# AIM OF THE EXERCISE
Repeat each entry exactly and drop the pictures.

-- begin RECORDS TO USE --

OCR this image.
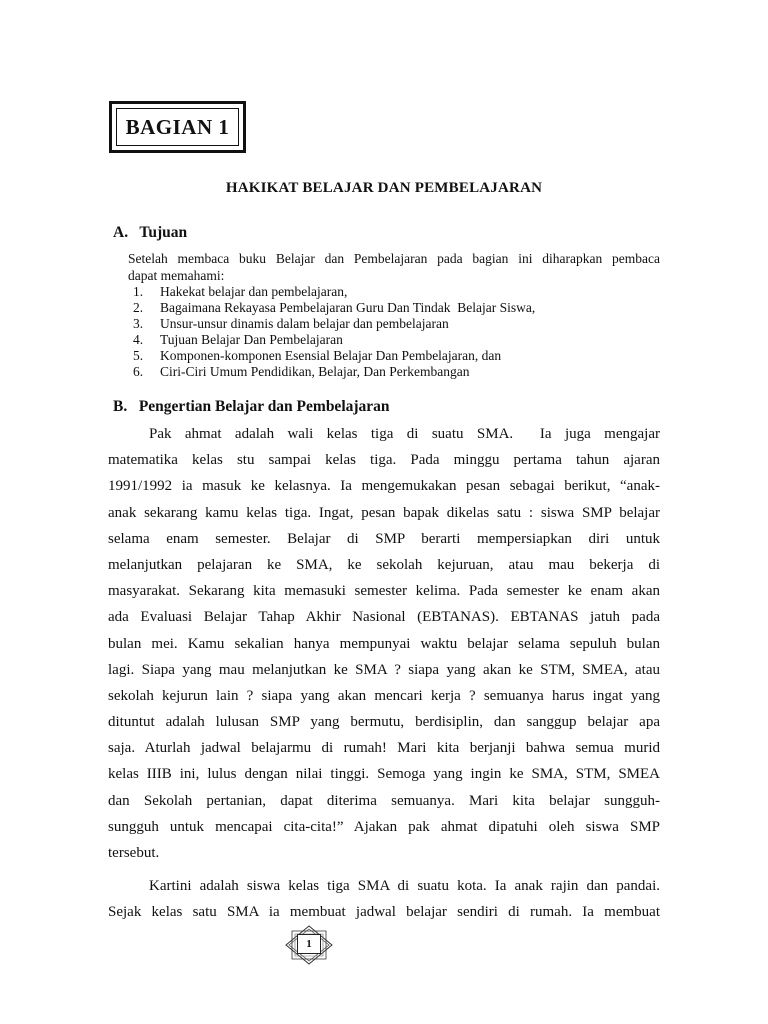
BAGIAN 1
HAKIKAT BELAJAR DAN PEMBELAJARAN
A.   Tujuan
Setelah membaca buku Belajar dan Pembelajaran pada bagian ini diharapkan pembaca
dapat memahami:
1.	Hakekat belajar dan pembelajaran,
2.	Bagaimana Rekayasa Pembelajaran Guru Dan Tindak  Belajar Siswa,
3.	Unsur-unsur dinamis dalam belajar dan pembelajaran
4.	Tujuan Belajar Dan Pembelajaran
5.	Komponen-komponen Esensial Belajar Dan Pembelajaran, dan
6.	Ciri-Ciri Umum Pendidikan, Belajar, Dan Perkembangan
B.   Pengertian Belajar dan Pembelajaran
Pak ahmat adalah wali kelas tiga di suatu SMA.  Ia juga mengajar
matematika kelas stu sampai kelas tiga. Pada minggu pertama tahun ajaran
1991/1992 ia masuk ke kelasnya. Ia mengemukakan pesan sebagai berikut, “anak-
anak sekarang kamu kelas tiga. Ingat, pesan bapak dikelas satu : siswa SMP belajar
selama enam semester. Belajar di SMP berarti mempersiapkan diri untuk
melanjutkan pelajaran ke SMA, ke sekolah kejuruan, atau mau bekerja di
masyarakat. Sekarang kita memasuki semester kelima. Pada semester ke enam akan
ada Evaluasi Belajar Tahap Akhir Nasional (EBTANAS). EBTANAS jatuh pada
bulan mei. Kamu sekalian hanya mempunyai waktu belajar selama sepuluh bulan
lagi. Siapa yang mau melanjutkan ke SMA ? siapa yang akan ke STM, SMEA, atau
sekolah kejurun lain ? siapa yang akan mencari kerja ? semuanya harus ingat yang
dituntut adalah lulusan SMP yang bermutu, berdisiplin, dan sanggup belajar apa
saja. Aturlah jadwal belajarmu di rumah! Mari kita berjanji bahwa semua murid
kelas IIIB ini, lulus dengan nilai tinggi. Semoga yang ingin ke SMA, STM, SMEA
dan Sekolah pertanian, dapat diterima semuanya. Mari kita belajar sungguh-
sungguh untuk mencapai cita-cita!” Ajakan pak ahmat dipatuhi oleh siswa SMP
tersebut.
Kartini adalah siswa kelas tiga SMA di suatu kota. Ia anak rajin dan pandai.
Sejak kelas satu SMA ia membuat jadwal belajar sendiri di rumah. Ia membuat
1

-- end RECORDS TO USE --

# THE SOLUTION
OCR this image.
BAGIAN 1
HAKIKAT BELAJAR DAN PEMBELAJARAN
A.   Tujuan
Setelah membaca buku Belajar dan Pembelajaran pada bagian ini diharapkan pembaca
dapat memahami:
1.	Hakekat belajar dan pembelajaran,
2.	Bagaimana Rekayasa Pembelajaran Guru Dan Tindak  Belajar Siswa,
3.	Unsur-unsur dinamis dalam belajar dan pembelajaran
4.	Tujuan Belajar Dan Pembelajaran
5.	Komponen-komponen Esensial Belajar Dan Pembelajaran, dan
6.	Ciri-Ciri Umum Pendidikan, Belajar, Dan Perkembangan
B.   Pengertian Belajar dan Pembelajaran
Pak ahmat adalah wali kelas tiga di suatu SMA.  Ia juga mengajar
matematika kelas stu sampai kelas tiga. Pada minggu pertama tahun ajaran
1991/1992 ia masuk ke kelasnya. Ia mengemukakan pesan sebagai berikut, “anak-
anak sekarang kamu kelas tiga. Ingat, pesan bapak dikelas satu : siswa SMP belajar
selama enam semester. Belajar di SMP berarti mempersiapkan diri untuk
melanjutkan pelajaran ke SMA, ke sekolah kejuruan, atau mau bekerja di
masyarakat. Sekarang kita memasuki semester kelima. Pada semester ke enam akan
ada Evaluasi Belajar Tahap Akhir Nasional (EBTANAS). EBTANAS jatuh pada
bulan mei. Kamu sekalian hanya mempunyai waktu belajar selama sepuluh bulan
lagi. Siapa yang mau melanjutkan ke SMA ? siapa yang akan ke STM, SMEA, atau
sekolah kejurun lain ? siapa yang akan mencari kerja ? semuanya harus ingat yang
dituntut adalah lulusan SMP yang bermutu, berdisiplin, dan sanggup belajar apa
saja. Aturlah jadwal belajarmu di rumah! Mari kita berjanji bahwa semua murid
kelas IIIB ini, lulus dengan nilai tinggi. Semoga yang ingin ke SMA, STM, SMEA
dan Sekolah pertanian, dapat diterima semuanya. Mari kita belajar sungguh-
sungguh untuk mencapai cita-cita!” Ajakan pak ahmat dipatuhi oleh siswa SMP
tersebut.
Kartini adalah siswa kelas tiga SMA di suatu kota. Ia anak rajin dan pandai.
Sejak kelas satu SMA ia membuat jadwal belajar sendiri di rumah. Ia membuat
1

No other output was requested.